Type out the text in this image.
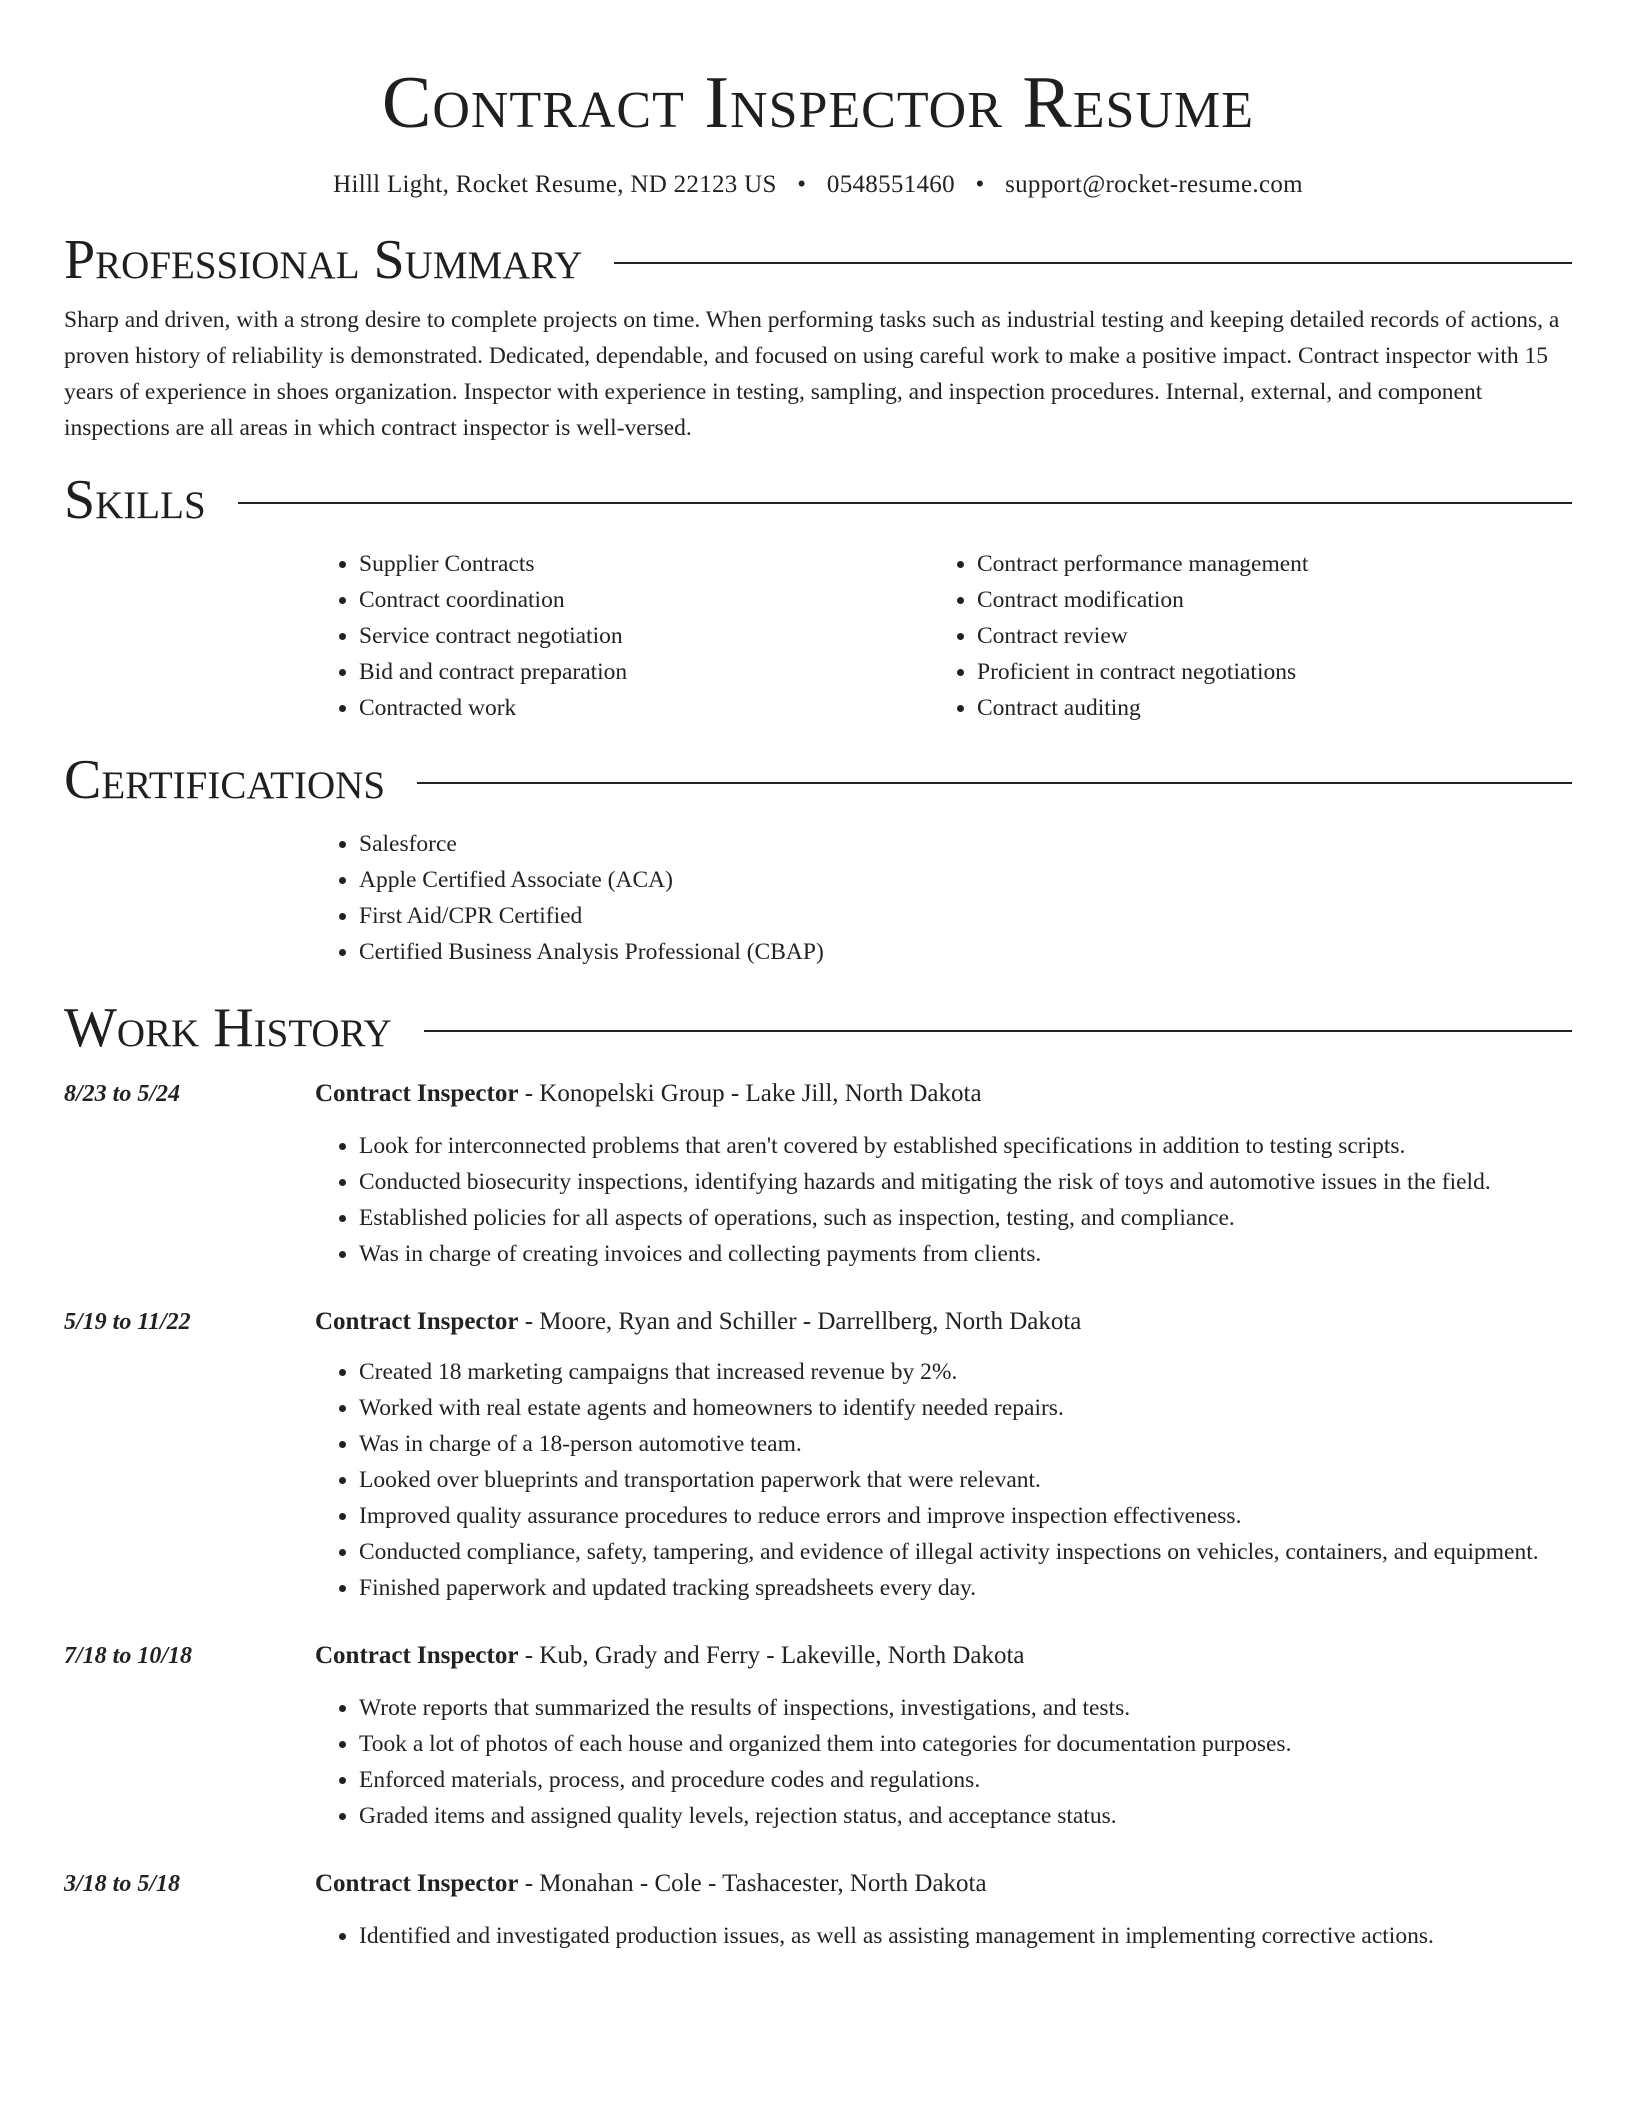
Contract Inspector Resume
Hilll Light, Rocket Resume, ND 22123 US • 0548551460 • support@rocket-resume.com
Professional Summary

Sharp and driven, with a strong desire to complete projects on time. When performing tasks such as industrial testing and keeping detailed records of actions, a proven history of reliability is demonstrated. Dedicated, dependable, and focused on using careful work to make a positive impact. Contract inspector with 15 years of experience in shoes organization. Inspector with experience in testing, sampling, and inspection procedures. Internal, external, and component inspections are all areas in which contract inspector is well-versed.

Skills
• Supplier Contracts
• Contract coordination
• Service contract negotiation
• Bid and contract preparation
• Contracted work
• Contract performance management
• Contract modification
• Contract review
• Proficient in contract negotiations
• Contract auditing
Certifications
• Salesforce
• Apple Certified Associate (ACA)
• First Aid/CPR Certified
• Certified Business Analysis Professional (CBAP)
Work History
8/23 to 5/24	Contract Inspector - Konopelski Group - Lake Jill, North Dakota
• Look for interconnected problems that aren't covered by established specifications in addition to testing scripts.
• Conducted biosecurity inspections, identifying hazards and mitigating the risk of toys and automotive issues in the field.
• Established policies for all aspects of operations, such as inspection, testing, and compliance.
• Was in charge of creating invoices and collecting payments from clients.
5/19 to 11/22	Contract Inspector - Moore, Ryan and Schiller - Darrellberg, North Dakota
• Created 18 marketing campaigns that increased revenue by 2%.
• Worked with real estate agents and homeowners to identify needed repairs.
• Was in charge of a 18-person automotive team.
• Looked over blueprints and transportation paperwork that were relevant.
• Improved quality assurance procedures to reduce errors and improve inspection effectiveness.
• Conducted compliance, safety, tampering, and evidence of illegal activity inspections on vehicles, containers, and equipment.
• Finished paperwork and updated tracking spreadsheets every day.
7/18 to 10/18	Contract Inspector - Kub, Grady and Ferry - Lakeville, North Dakota
• Wrote reports that summarized the results of inspections, investigations, and tests.
• Took a lot of photos of each house and organized them into categories for documentation purposes.
• Enforced materials, process, and procedure codes and regulations.
• Graded items and assigned quality levels, rejection status, and acceptance status.
3/18 to 5/18	Contract Inspector - Monahan - Cole - Tashacester, North Dakota
• Identified and investigated production issues, as well as assisting management in implementing corrective actions.
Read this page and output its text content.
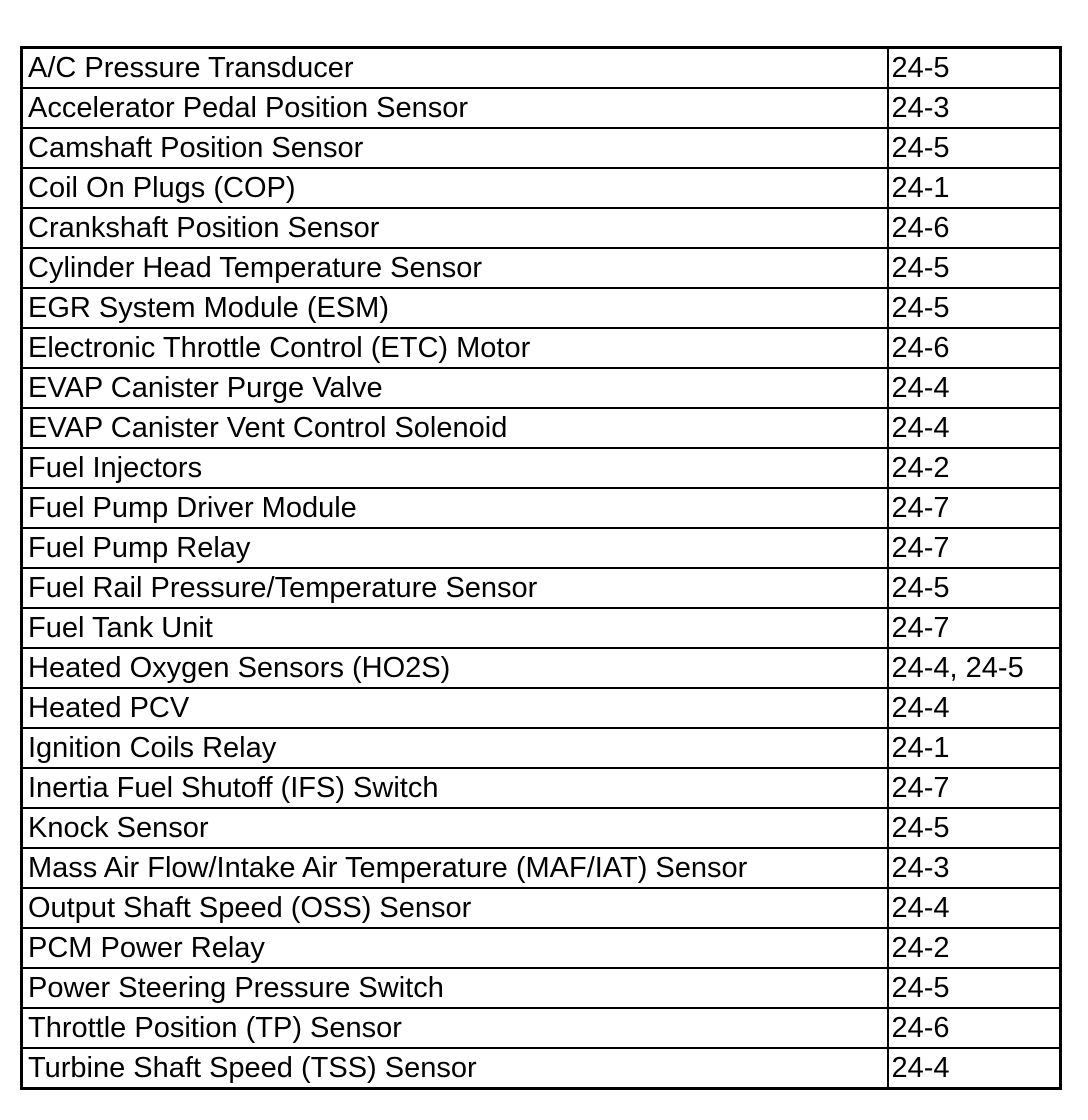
A/C Pressure Transducer	24-5
Accelerator Pedal Position Sensor	24-3
Camshaft Position Sensor	24-5
Coil On Plugs (COP)	24-1
Crankshaft Position Sensor	24-6
Cylinder Head Temperature Sensor	24-5
EGR System Module (ESM)	24-5
Electronic Throttle Control (ETC) Motor	24-6
EVAP Canister Purge Valve	24-4
EVAP Canister Vent Control Solenoid	24-4
Fuel Injectors	24-2
Fuel Pump Driver Module	24-7
Fuel Pump Relay	24-7
Fuel Rail Pressure/Temperature Sensor	24-5
Fuel Tank Unit	24-7
Heated Oxygen Sensors (HO2S)	24-4, 24-5
Heated PCV	24-4
Ignition Coils Relay	24-1
Inertia Fuel Shutoff (IFS) Switch	24-7
Knock Sensor	24-5
Mass Air Flow/Intake Air Temperature (MAF/IAT) Sensor	24-3
Output Shaft Speed (OSS) Sensor	24-4
PCM Power Relay	24-2
Power Steering Pressure Switch	24-5
Throttle Position (TP) Sensor	24-6
Turbine Shaft Speed (TSS) Sensor	24-4
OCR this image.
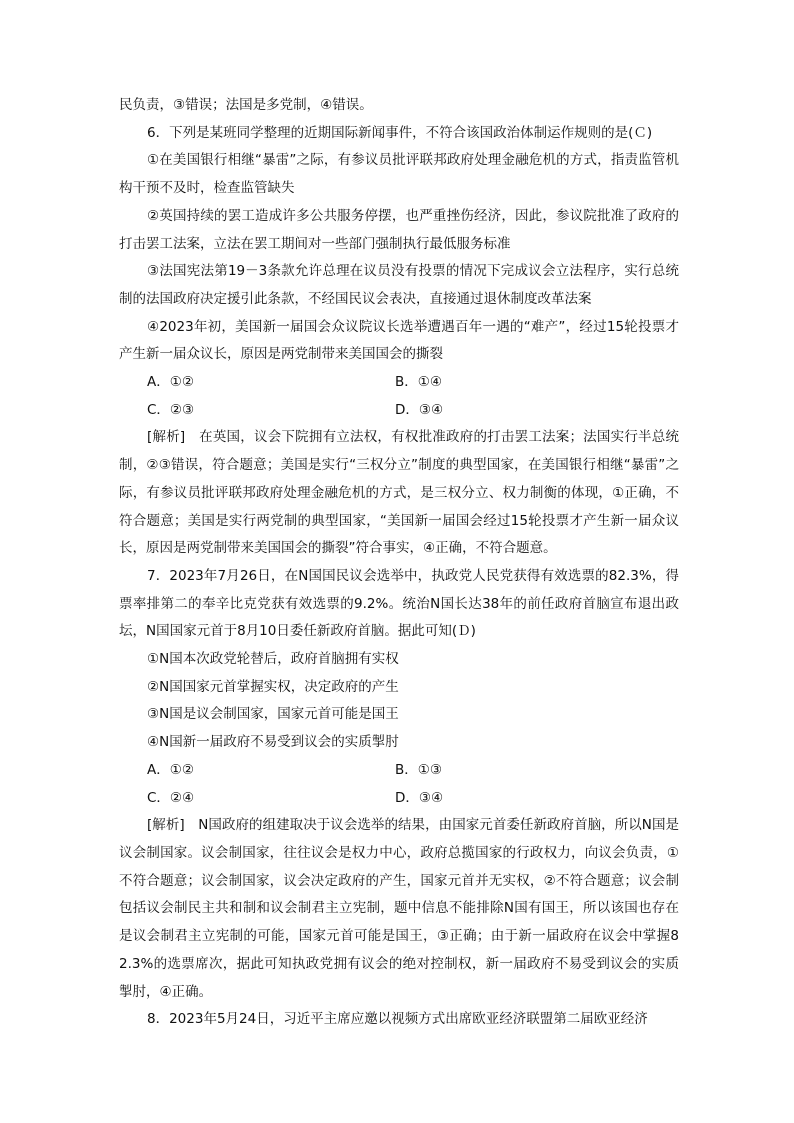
民负责，③错误；法国是多党制，④错误。

6．下列是某班同学整理的近期国际新闻事件，不符合该国政治体制运作规则的是(Ｃ)

①在美国银行相继“暴雷”之际，有参议员批评联邦政府处理金融危机的方式，指责监管机构干预不及时，检查监管缺失

②英国持续的罢工造成许多公共服务停摆，也严重挫伤经济，因此，参议院批准了政府的打击罢工法案，立法在罢工期间对一些部门强制执行最低服务标准

③法国宪法第19－3条款允许总理在议员没有投票的情况下完成议会立法程序，实行总统制的法国政府决定援引此条款，不经国民议会表决，直接通过退休制度改革法案

④2023年初，美国新一届国会众议院议长选举遭遇百年一遇的“难产”，经过15轮投票才产生新一届众议长，原因是两党制带来美国国会的撕裂

A．①②	B．①④
C．②③	D．③④

[解析]　在英国，议会下院拥有立法权，有权批准政府的打击罢工法案；法国实行半总统制，②③错误，符合题意；美国是实行“三权分立”制度的典型国家，在美国银行相继“暴雷”之际，有参议员批评联邦政府处理金融危机的方式，是三权分立、权力制衡的体现，①正确，不符合题意；美国是实行两党制的典型国家，“美国新一届国会经过15轮投票才产生新一届众议长，原因是两党制带来美国国会的撕裂”符合事实，④正确，不符合题意。

7．2023年7月26日，在N国国民议会选举中，执政党人民党获得有效选票的82.3%，得票率排第二的奉辛比克党获有效选票的9.2%。统治N国长达38年的前任政府首脑宣布退出政坛，N国国家元首于8月10日委任新政府首脑。据此可知(Ｄ)

①N国本次政党轮替后，政府首脑拥有实权

②N国国家元首掌握实权，决定政府的产生

③N国是议会制国家，国家元首可能是国王

④N国新一届政府不易受到议会的实质掣肘

A．①②	B．①③
C．②④	D．③④

[解析]　N国政府的组建取决于议会选举的结果，由国家元首委任新政府首脑，所以N国是议会制国家。议会制国家，往往议会是权力中心，政府总揽国家的行政权力，向议会负责，①不符合题意；议会制国家，议会决定政府的产生，国家元首并无实权，②不符合题意；议会制包括议会制民主共和制和议会制君主立宪制，题中信息不能排除N国有国王，所以该国也存在是议会制君主立宪制的可能，国家元首可能是国王，③正确；由于新一届政府在议会中掌握82.3%的选票席次，据此可知执政党拥有议会的绝对控制权，新一届政府不易受到议会的实质掣肘，④正确。

8．2023年5月24日，习近平主席应邀以视频方式出席欧亚经济联盟第二届欧亚经济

**DESCRIPTION OF THE TASK**
Give the material again exactly as it is, but keep the pictures out.

**THE REPLY**
Type out the text in this image.
Contract Inspector Resume
Hilll Light, Rocket Resume, ND 22123 US • 0548551460 • support@rocket-resume.com
Professional Summary

Sharp and driven, with a strong desire to complete projects on time. When performing tasks such as industrial testing and keeping detailed records of actions, a proven history of reliability is demonstrated. Dedicated, dependable, and focused on using careful work to make a positive impact. Contract inspector with 15 years of experience in shoes organization. Inspector with experience in testing, sampling, and inspection procedures. Internal, external, and component inspections are all areas in which contract inspector is well-versed.

Skills
• Supplier Contracts
• Contract coordination
• Service contract negotiation
• Bid and contract preparation
• Contracted work
• Contract performance management
• Contract modification
• Contract review
• Proficient in contract negotiations
• Contract auditing
Certifications
• Salesforce
• Apple Certified Associate (ACA)
• First Aid/CPR Certified
• Certified Business Analysis Professional (CBAP)
Work History
8/23 to 5/24	Contract Inspector - Konopelski Group - Lake Jill, North Dakota
• Look for interconnected problems that aren't covered by established specifications in addition to testing scripts.
• Conducted biosecurity inspections, identifying hazards and mitigating the risk of toys and automotive issues in the field.
• Established policies for all aspects of operations, such as inspection, testing, and compliance.
• Was in charge of creating invoices and collecting payments from clients.
5/19 to 11/22	Contract Inspector - Moore, Ryan and Schiller - Darrellberg, North Dakota
• Created 18 marketing campaigns that increased revenue by 2%.
• Worked with real estate agents and homeowners to identify needed repairs.
• Was in charge of a 18-person automotive team.
• Looked over blueprints and transportation paperwork that were relevant.
• Improved quality assurance procedures to reduce errors and improve inspection effectiveness.
• Conducted compliance, safety, tampering, and evidence of illegal activity inspections on vehicles, containers, and equipment.
• Finished paperwork and updated tracking spreadsheets every day.
7/18 to 10/18	Contract Inspector - Kub, Grady and Ferry - Lakeville, North Dakota
• Wrote reports that summarized the results of inspections, investigations, and tests.
• Took a lot of photos of each house and organized them into categories for documentation purposes.
• Enforced materials, process, and procedure codes and regulations.
• Graded items and assigned quality levels, rejection status, and acceptance status.
3/18 to 5/18	Contract Inspector - Monahan - Cole - Tashacester, North Dakota
• Identified and investigated production issues, as well as assisting management in implementing corrective actions.
Read this page and output its text content.
A/C Pressure Transducer	24-5
Accelerator Pedal Position Sensor	24-3
Camshaft Position Sensor	24-5
Coil On Plugs (COP)	24-1
Crankshaft Position Sensor	24-6
Cylinder Head Temperature Sensor	24-5
EGR System Module (ESM)	24-5
Electronic Throttle Control (ETC) Motor	24-6
EVAP Canister Purge Valve	24-4
EVAP Canister Vent Control Solenoid	24-4
Fuel Injectors	24-2
Fuel Pump Driver Module	24-7
Fuel Pump Relay	24-7
Fuel Rail Pressure/Temperature Sensor	24-5
Fuel Tank Unit	24-7
Heated Oxygen Sensors (HO2S)	24-4, 24-5
Heated PCV	24-4
Ignition Coils Relay	24-1
Inertia Fuel Shutoff (IFS) Switch	24-7
Knock Sensor	24-5
Mass Air Flow/Intake Air Temperature (MAF/IAT) Sensor	24-3
Output Shaft Speed (OSS) Sensor	24-4
PCM Power Relay	24-2
Power Steering Pressure Switch	24-5
Throttle Position (TP) Sensor	24-6
Turbine Shaft Speed (TSS) Sensor	24-4
OCR this image.
民负责，③错误；法国是多党制，④错误。

6．下列是某班同学整理的近期国际新闻事件，不符合该国政治体制运作规则的是(Ｃ)

①在美国银行相继“暴雷”之际，有参议员批评联邦政府处理金融危机的方式，指责监管机构干预不及时，检查监管缺失

②英国持续的罢工造成许多公共服务停摆，也严重挫伤经济，因此，参议院批准了政府的打击罢工法案，立法在罢工期间对一些部门强制执行最低服务标准

③法国宪法第19－3条款允许总理在议员没有投票的情况下完成议会立法程序，实行总统制的法国政府决定援引此条款，不经国民议会表决，直接通过退休制度改革法案

④2023年初，美国新一届国会众议院议长选举遭遇百年一遇的“难产”，经过15轮投票才产生新一届众议长，原因是两党制带来美国国会的撕裂

A．①②	B．①④
C．②③	D．③④

[解析]　在英国，议会下院拥有立法权，有权批准政府的打击罢工法案；法国实行半总统制，②③错误，符合题意；美国是实行“三权分立”制度的典型国家，在美国银行相继“暴雷”之际，有参议员批评联邦政府处理金融危机的方式，是三权分立、权力制衡的体现，①正确，不符合题意；美国是实行两党制的典型国家，“美国新一届国会经过15轮投票才产生新一届众议长，原因是两党制带来美国国会的撕裂”符合事实，④正确，不符合题意。

7．2023年7月26日，在N国国民议会选举中，执政党人民党获得有效选票的82.3%，得票率排第二的奉辛比克党获有效选票的9.2%。统治N国长达38年的前任政府首脑宣布退出政坛，N国国家元首于8月10日委任新政府首脑。据此可知(Ｄ)

①N国本次政党轮替后，政府首脑拥有实权

②N国国家元首掌握实权，决定政府的产生

③N国是议会制国家，国家元首可能是国王

④N国新一届政府不易受到议会的实质掣肘

A．①②	B．①③
C．②④	D．③④

[解析]　N国政府的组建取决于议会选举的结果，由国家元首委任新政府首脑，所以N国是议会制国家。议会制国家，往往议会是权力中心，政府总揽国家的行政权力，向议会负责，①不符合题意；议会制国家，议会决定政府的产生，国家元首并无实权，②不符合题意；议会制包括议会制民主共和制和议会制君主立宪制，题中信息不能排除N国有国王，所以该国也存在是议会制君主立宪制的可能，国家元首可能是国王，③正确；由于新一届政府在议会中掌握82.3%的选票席次，据此可知执政党拥有议会的绝对控制权，新一届政府不易受到议会的实质掣肘，④正确。

8．2023年5月24日，习近平主席应邀以视频方式出席欧亚经济联盟第二届欧亚经济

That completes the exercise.